Requirements: Scan the lines below for the word "surface". Copy each line you find it in.

-- Start Input material --

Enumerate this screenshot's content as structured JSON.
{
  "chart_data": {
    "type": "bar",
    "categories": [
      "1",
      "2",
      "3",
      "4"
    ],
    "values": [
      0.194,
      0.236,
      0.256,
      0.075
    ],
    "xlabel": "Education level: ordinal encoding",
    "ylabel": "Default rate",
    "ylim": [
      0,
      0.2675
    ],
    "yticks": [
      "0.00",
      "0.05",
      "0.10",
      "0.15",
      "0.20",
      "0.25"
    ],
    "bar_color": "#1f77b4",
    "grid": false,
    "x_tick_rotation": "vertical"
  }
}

-- End Input material --
-- Start Input material --

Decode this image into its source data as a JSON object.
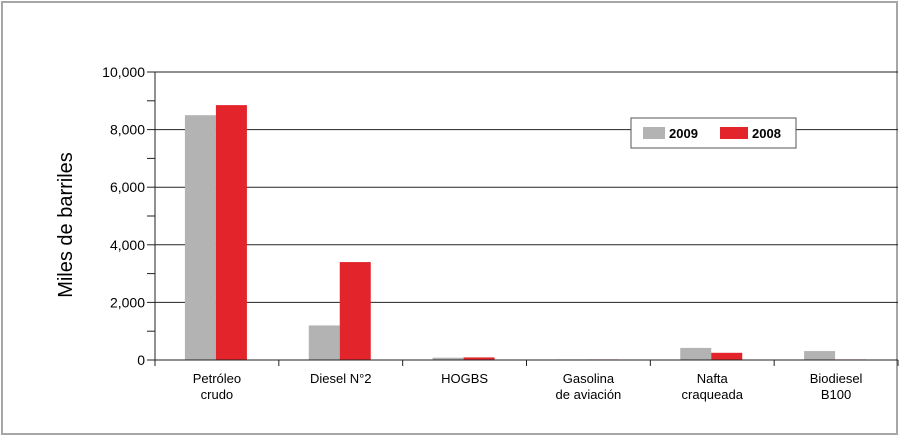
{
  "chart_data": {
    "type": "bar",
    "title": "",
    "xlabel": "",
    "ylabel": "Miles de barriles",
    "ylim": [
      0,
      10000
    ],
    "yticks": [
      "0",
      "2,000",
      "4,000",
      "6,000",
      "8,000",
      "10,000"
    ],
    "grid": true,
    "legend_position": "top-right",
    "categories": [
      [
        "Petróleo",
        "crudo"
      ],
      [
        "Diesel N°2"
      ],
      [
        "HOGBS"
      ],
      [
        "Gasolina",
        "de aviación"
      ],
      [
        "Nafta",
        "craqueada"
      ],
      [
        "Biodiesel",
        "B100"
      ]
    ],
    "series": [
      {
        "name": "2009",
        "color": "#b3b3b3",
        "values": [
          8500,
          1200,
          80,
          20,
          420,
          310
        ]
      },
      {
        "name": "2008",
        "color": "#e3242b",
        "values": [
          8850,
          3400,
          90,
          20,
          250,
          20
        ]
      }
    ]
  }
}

-- End Input material --
-- Start Input material --

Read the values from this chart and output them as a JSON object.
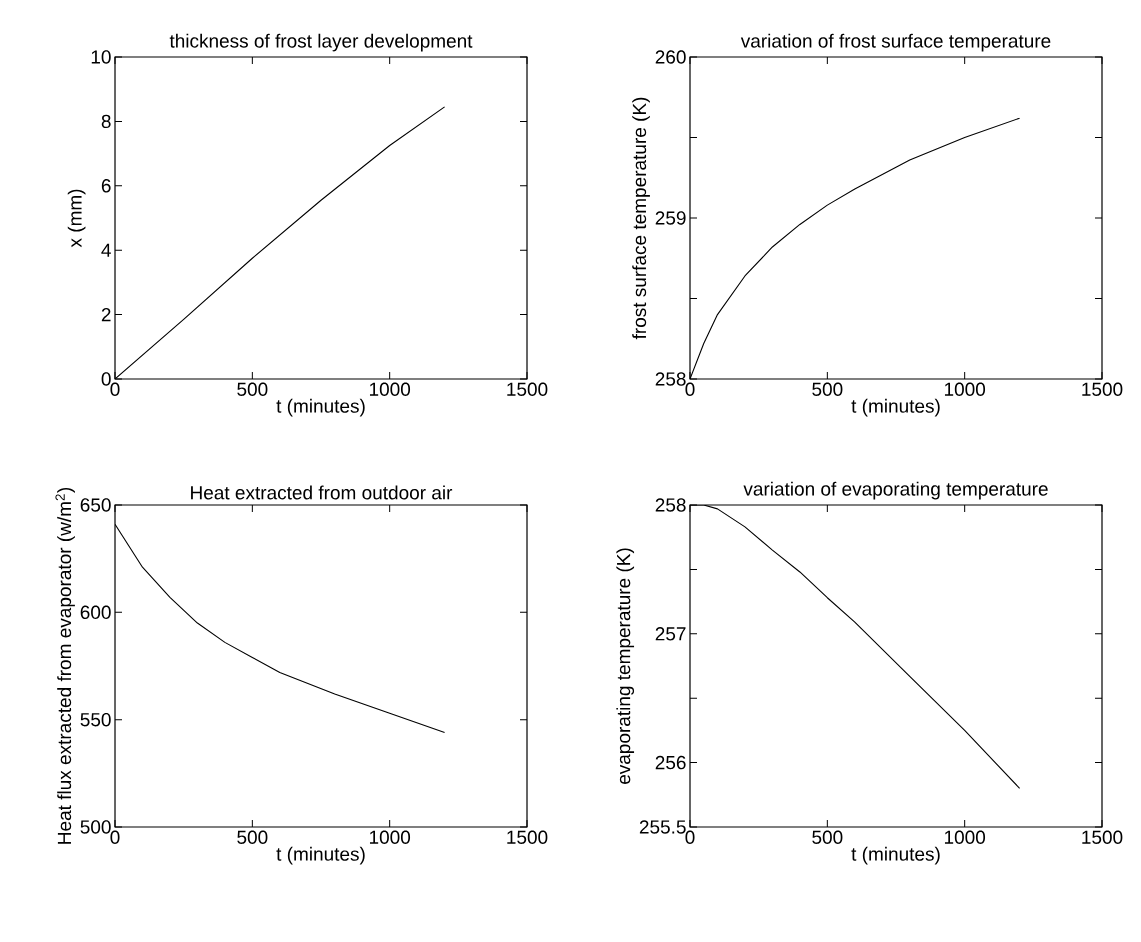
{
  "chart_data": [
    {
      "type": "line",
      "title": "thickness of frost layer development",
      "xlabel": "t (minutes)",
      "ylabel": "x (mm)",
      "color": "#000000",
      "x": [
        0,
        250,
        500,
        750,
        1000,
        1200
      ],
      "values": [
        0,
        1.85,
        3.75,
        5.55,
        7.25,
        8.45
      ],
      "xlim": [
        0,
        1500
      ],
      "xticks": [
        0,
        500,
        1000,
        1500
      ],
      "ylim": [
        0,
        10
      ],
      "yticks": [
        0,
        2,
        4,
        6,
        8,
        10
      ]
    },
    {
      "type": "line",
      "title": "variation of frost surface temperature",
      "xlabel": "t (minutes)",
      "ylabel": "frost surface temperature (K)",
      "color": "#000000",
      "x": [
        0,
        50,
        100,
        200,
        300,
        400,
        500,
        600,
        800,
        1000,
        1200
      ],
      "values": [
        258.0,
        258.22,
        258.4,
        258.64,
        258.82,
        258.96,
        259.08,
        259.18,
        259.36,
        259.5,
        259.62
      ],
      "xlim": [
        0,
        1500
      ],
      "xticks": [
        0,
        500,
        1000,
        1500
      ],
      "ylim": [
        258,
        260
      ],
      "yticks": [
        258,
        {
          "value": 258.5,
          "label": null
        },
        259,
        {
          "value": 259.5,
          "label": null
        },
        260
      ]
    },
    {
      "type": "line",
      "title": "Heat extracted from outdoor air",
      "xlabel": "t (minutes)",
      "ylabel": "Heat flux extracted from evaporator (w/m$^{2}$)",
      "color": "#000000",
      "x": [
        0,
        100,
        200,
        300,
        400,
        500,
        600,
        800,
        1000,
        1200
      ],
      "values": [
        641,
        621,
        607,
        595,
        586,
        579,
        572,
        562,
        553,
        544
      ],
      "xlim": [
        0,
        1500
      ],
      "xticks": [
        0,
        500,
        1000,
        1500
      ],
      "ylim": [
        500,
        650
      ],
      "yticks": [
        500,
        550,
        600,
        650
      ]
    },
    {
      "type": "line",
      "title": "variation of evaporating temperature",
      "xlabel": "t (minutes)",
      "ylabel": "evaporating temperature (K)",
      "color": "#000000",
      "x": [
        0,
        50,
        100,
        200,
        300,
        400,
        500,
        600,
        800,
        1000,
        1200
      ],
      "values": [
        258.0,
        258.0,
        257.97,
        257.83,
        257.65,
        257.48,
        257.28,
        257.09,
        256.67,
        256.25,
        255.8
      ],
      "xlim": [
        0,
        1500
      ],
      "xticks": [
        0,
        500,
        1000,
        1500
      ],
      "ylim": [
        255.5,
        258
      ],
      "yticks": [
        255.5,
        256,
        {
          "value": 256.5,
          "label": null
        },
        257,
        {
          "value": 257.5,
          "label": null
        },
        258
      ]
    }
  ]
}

-- End Input material --

Task response:
      "title": "variation of frost surface temperature",
      "ylabel": "frost surface temperature (K)",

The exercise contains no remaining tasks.